DATA LINES —
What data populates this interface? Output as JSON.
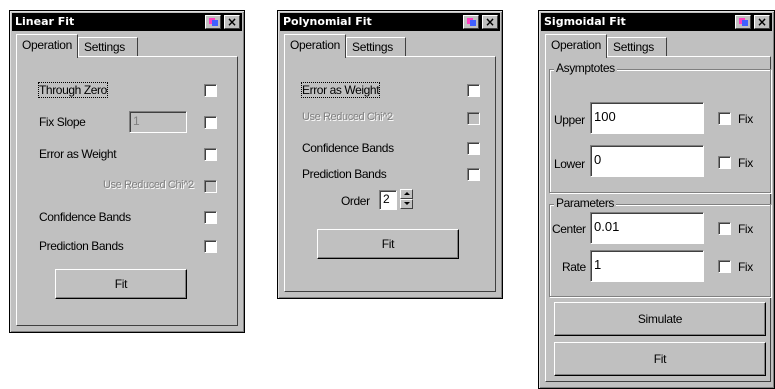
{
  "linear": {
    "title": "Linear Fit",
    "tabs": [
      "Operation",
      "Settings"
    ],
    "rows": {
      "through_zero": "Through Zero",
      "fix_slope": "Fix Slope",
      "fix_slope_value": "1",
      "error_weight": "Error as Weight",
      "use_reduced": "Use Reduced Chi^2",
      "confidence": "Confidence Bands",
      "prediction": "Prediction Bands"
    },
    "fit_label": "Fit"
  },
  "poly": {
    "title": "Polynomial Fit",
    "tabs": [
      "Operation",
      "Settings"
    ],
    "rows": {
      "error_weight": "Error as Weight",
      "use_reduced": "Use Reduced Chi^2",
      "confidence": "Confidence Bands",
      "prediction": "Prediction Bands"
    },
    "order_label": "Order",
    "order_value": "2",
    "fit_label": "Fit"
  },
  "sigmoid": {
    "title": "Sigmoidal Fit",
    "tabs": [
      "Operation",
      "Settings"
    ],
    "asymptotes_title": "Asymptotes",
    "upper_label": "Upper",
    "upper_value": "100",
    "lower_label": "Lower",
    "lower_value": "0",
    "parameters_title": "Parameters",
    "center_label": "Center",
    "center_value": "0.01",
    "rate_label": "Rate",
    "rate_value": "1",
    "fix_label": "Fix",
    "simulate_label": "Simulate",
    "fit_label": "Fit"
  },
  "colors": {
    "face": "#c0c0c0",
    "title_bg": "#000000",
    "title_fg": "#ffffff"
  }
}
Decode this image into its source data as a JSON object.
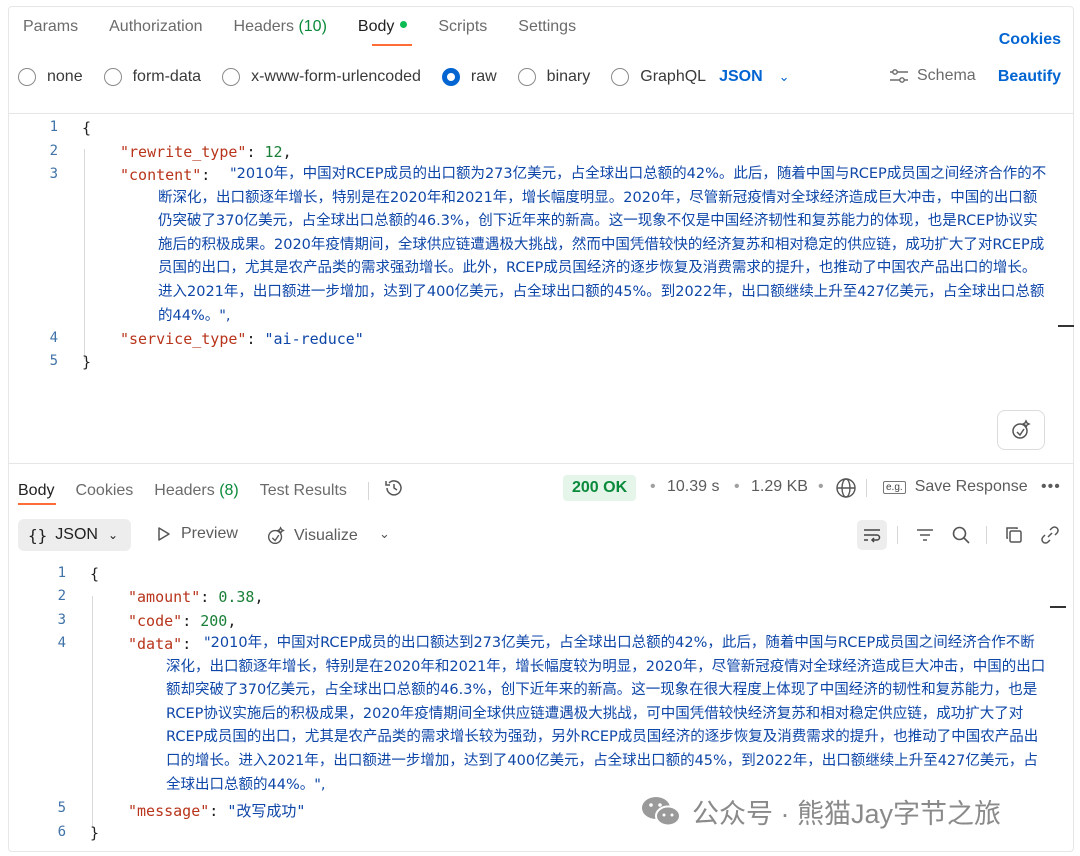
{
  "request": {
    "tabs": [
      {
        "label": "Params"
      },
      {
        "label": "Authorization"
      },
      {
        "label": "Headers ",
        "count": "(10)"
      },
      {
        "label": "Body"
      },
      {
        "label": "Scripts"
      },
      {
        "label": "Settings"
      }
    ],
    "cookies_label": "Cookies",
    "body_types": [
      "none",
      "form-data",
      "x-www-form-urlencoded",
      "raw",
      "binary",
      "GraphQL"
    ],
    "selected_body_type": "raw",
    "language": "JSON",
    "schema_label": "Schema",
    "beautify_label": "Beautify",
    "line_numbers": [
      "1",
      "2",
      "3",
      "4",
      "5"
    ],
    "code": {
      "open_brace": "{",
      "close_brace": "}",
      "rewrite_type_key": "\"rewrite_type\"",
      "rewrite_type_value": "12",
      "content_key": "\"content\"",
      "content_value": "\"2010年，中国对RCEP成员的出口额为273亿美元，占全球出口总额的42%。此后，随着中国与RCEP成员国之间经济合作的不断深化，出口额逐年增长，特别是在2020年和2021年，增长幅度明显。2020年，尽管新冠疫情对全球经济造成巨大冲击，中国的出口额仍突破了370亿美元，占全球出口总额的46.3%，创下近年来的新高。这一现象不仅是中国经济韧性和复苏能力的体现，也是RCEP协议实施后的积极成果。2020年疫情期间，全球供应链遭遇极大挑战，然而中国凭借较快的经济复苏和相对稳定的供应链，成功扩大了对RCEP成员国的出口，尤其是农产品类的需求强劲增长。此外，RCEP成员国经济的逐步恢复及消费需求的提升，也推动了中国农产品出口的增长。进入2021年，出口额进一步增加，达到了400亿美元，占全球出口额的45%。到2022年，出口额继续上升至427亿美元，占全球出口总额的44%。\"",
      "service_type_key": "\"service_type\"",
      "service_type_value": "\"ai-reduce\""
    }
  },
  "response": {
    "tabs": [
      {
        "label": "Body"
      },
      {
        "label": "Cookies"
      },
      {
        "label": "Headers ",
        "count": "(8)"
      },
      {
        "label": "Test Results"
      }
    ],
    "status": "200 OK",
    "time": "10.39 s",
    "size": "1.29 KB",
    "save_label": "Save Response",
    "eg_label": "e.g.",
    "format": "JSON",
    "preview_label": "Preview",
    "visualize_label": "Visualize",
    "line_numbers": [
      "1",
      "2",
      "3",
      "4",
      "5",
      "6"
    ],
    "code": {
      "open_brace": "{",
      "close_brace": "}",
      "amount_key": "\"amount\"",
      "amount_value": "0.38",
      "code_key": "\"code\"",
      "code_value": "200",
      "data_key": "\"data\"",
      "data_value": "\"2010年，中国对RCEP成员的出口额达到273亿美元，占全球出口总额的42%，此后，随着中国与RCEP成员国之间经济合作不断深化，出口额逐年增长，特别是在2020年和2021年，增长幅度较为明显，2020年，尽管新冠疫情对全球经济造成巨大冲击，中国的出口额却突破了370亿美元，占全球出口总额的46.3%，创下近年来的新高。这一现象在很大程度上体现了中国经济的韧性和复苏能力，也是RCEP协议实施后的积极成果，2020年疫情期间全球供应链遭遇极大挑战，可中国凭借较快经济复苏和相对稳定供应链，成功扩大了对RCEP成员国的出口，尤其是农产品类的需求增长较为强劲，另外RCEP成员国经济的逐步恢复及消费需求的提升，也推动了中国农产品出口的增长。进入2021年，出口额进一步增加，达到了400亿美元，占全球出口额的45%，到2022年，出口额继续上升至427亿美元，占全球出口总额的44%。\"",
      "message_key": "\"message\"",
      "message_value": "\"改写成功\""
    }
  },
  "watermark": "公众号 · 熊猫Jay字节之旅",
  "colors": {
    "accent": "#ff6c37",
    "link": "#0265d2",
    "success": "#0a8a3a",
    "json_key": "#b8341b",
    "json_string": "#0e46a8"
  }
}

--

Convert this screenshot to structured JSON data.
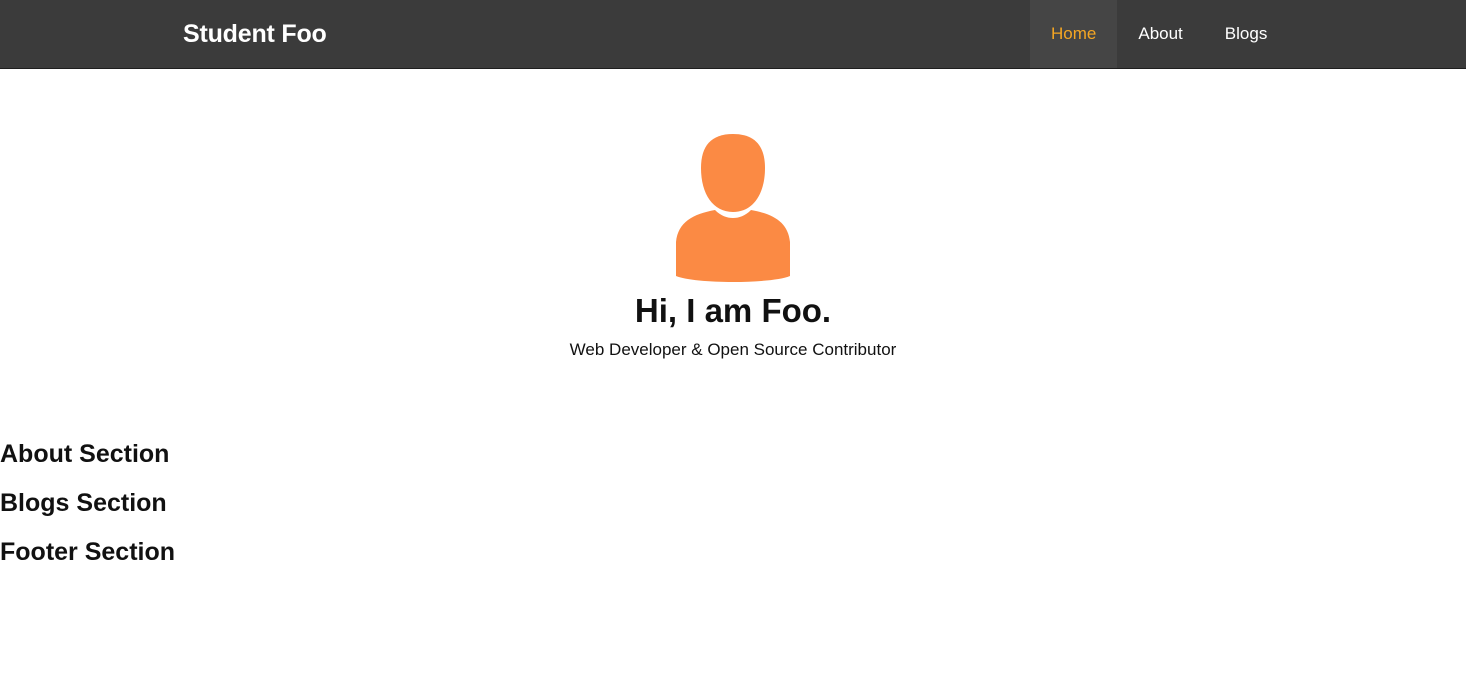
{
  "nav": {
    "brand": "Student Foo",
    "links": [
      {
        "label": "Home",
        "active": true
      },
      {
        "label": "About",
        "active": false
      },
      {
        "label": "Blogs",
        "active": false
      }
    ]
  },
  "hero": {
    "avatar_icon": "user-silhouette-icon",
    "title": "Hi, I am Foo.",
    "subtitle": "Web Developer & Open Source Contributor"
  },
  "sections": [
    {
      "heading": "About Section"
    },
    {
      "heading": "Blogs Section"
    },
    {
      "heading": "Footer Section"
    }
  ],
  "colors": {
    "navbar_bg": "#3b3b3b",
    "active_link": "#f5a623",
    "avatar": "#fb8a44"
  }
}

PROBLEM STATEMENT —
Take every line that includes the string "也是RCEP协议实施后的积极成果" and copy it.

RESPONSE FOR THIS EXERCISE —
      "content_value": "\"2010年，中国对RCEP成员的出口额为273亿美元，占全球出口总额的42%。此后，随着中国与RCEP成员国之间经济合作的不断深化，出口额逐年增长，特别是在2020年和2021年，增长幅度明显。2020年，尽管新冠疫情对全球经济造成巨大冲击，中国的出口额仍突破了370亿美元，占全球出口总额的46.3%，创下近年来的新高。这一现象不仅是中国经济韧性和复苏能力的体现，也是RCEP协议实施后的积极成果。2020年疫情期间，全球供应链遭遇极大挑战，然而中国凭借较快的经济复苏和相对稳定的供应链，成功扩大了对RCEP成员国的出口，尤其是农产品类的需求强劲增长。此外，RCEP成员国经济的逐步恢复及消费需求的提升，也推动了中国农产品出口的增长。进入2021年，出口额进一步增加，达到了400亿美元，占全球出口额的45%。到2022年，出口额继续上升至427亿美元，占全球出口总额的44%。\"",
      "data_value": "\"2010年，中国对RCEP成员的出口额达到273亿美元，占全球出口总额的42%，此后，随着中国与RCEP成员国之间经济合作不断深化，出口额逐年增长，特别是在2020年和2021年，增长幅度较为明显，2020年，尽管新冠疫情对全球经济造成巨大冲击，中国的出口额却突破了370亿美元，占全球出口总额的46.3%，创下近年来的新高。这一现象在很大程度上体现了中国经济的韧性和复苏能力，也是RCEP协议实施后的积极成果，2020年疫情期间全球供应链遭遇极大挑战，可中国凭借较快经济复苏和相对稳定供应链，成功扩大了对RCEP成员国的出口，尤其是农产品类的需求增长较为强劲，另外RCEP成员国经济的逐步恢复及消费需求的提升，也推动了中国农产品出口的增长。进入2021年，出口额进一步增加，达到了400亿美元，占全球出口额的45%，到2022年，出口额继续上升至427亿美元，占全球出口总额的44%。\"",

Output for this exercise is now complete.